Directive: Copy, from the entries below, each line where the word "velocity" can be found.

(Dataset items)
--------

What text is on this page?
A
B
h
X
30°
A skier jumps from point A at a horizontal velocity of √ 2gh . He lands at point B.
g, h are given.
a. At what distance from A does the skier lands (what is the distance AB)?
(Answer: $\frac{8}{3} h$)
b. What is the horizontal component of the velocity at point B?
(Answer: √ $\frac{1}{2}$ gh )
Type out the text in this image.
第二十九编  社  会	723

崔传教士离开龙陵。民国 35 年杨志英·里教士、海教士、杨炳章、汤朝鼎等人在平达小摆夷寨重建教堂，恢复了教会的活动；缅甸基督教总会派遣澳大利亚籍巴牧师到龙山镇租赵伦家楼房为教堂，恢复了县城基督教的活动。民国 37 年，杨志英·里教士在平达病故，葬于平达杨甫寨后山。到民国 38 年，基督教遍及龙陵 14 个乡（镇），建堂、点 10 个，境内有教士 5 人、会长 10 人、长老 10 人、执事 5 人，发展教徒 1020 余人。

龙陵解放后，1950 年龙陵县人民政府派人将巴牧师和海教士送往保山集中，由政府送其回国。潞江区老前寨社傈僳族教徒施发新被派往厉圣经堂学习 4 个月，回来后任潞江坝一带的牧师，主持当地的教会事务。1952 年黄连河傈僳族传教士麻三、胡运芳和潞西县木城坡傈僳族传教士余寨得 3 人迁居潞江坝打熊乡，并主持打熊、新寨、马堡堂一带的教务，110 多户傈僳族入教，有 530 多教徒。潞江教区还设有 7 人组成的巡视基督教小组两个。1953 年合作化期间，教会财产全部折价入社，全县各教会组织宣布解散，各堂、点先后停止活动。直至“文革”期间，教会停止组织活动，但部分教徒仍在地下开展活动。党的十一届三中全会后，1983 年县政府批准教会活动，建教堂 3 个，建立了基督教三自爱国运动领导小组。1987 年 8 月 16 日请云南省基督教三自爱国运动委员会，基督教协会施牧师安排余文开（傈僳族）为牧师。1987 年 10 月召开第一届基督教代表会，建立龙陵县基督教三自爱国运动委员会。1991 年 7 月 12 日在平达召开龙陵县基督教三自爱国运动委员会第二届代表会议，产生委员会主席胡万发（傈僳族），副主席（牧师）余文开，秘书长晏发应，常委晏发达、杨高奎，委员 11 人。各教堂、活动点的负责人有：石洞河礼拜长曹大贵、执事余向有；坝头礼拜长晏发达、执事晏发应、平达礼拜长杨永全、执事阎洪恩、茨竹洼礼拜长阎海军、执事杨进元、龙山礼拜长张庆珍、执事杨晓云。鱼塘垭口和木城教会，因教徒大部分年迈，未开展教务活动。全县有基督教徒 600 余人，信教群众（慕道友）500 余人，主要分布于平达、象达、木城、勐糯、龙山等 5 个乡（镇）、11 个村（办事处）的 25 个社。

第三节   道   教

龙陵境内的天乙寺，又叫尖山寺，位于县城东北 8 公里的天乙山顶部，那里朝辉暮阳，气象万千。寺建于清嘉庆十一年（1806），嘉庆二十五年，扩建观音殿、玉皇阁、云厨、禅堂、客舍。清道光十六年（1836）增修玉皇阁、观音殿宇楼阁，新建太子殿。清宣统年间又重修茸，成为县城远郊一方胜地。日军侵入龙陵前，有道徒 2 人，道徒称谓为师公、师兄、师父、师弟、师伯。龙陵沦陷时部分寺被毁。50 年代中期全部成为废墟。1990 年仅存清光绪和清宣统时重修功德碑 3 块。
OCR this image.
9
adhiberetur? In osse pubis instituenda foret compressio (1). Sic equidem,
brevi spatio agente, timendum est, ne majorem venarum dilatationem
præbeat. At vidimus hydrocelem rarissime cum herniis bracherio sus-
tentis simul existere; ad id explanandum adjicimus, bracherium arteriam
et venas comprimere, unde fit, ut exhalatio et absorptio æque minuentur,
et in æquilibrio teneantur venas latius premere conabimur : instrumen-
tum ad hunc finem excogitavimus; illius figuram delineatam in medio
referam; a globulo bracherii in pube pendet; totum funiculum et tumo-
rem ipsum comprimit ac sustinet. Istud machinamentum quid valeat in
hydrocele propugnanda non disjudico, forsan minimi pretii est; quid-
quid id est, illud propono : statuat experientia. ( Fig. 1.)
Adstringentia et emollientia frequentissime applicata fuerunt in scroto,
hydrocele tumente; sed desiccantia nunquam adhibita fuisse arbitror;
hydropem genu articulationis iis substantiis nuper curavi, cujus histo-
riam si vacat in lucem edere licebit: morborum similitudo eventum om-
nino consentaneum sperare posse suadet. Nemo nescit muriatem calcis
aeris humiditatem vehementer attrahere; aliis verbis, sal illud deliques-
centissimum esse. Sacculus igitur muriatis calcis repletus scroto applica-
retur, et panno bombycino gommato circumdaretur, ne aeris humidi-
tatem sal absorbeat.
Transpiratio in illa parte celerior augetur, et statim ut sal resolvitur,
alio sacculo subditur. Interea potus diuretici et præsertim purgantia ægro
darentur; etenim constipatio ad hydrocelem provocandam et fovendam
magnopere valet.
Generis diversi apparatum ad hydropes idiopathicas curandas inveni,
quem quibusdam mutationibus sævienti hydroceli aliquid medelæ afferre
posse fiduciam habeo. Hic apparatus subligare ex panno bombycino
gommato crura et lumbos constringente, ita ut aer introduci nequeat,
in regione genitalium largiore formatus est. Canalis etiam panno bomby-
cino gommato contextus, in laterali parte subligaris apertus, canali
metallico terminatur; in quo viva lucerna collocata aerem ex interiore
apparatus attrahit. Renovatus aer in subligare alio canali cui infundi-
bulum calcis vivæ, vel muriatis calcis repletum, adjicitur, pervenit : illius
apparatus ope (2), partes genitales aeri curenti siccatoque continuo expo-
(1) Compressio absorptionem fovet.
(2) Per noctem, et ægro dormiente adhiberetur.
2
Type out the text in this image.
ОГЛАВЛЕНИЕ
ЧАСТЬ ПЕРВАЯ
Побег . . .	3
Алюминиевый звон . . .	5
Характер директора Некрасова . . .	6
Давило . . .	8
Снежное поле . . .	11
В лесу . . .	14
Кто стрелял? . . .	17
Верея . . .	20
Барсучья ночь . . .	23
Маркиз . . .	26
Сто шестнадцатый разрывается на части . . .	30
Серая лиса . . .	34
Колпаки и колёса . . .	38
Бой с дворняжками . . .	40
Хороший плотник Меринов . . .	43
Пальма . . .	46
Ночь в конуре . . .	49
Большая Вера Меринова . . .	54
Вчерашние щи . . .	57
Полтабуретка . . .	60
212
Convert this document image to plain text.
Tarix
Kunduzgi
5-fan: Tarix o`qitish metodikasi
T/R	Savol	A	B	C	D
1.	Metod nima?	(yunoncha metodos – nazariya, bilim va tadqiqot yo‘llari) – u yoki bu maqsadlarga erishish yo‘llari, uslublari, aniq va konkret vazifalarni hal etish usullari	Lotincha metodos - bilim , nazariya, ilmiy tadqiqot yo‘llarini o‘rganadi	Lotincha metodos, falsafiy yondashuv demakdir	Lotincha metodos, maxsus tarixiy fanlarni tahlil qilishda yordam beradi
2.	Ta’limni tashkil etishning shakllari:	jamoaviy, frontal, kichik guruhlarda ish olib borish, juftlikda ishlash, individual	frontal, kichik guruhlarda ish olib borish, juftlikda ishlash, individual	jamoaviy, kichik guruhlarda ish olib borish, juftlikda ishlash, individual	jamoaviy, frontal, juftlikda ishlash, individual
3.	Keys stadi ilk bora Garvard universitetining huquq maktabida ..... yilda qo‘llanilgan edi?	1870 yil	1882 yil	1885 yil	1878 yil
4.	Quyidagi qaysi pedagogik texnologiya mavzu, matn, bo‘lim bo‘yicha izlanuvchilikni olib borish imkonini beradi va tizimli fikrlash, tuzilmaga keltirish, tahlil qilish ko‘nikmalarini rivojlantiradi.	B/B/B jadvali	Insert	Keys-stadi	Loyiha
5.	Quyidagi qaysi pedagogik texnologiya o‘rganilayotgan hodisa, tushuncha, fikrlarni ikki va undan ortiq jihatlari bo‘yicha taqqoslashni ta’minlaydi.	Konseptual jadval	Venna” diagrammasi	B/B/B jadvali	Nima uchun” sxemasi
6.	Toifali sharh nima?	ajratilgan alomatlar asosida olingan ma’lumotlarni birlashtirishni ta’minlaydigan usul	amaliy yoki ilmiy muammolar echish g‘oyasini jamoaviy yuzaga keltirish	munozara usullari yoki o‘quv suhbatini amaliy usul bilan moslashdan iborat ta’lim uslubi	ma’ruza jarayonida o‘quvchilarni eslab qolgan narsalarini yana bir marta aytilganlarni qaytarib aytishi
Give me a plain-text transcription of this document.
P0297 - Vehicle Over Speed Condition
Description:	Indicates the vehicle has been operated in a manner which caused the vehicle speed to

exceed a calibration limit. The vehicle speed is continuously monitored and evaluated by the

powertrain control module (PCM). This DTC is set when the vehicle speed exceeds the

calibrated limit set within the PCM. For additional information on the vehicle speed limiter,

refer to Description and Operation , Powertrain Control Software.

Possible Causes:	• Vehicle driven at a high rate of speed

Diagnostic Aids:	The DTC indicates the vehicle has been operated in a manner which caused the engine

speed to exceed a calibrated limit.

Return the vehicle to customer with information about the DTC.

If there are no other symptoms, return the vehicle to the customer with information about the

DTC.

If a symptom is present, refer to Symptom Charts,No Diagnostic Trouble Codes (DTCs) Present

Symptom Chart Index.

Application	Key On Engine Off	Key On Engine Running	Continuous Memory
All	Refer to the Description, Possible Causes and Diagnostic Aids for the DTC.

--------

Solution to this exercise:
A skier jumps from point A at a horizontal velocity of √ 2gh . He lands at point B.
b. What is the horizontal component of the velocity at point B?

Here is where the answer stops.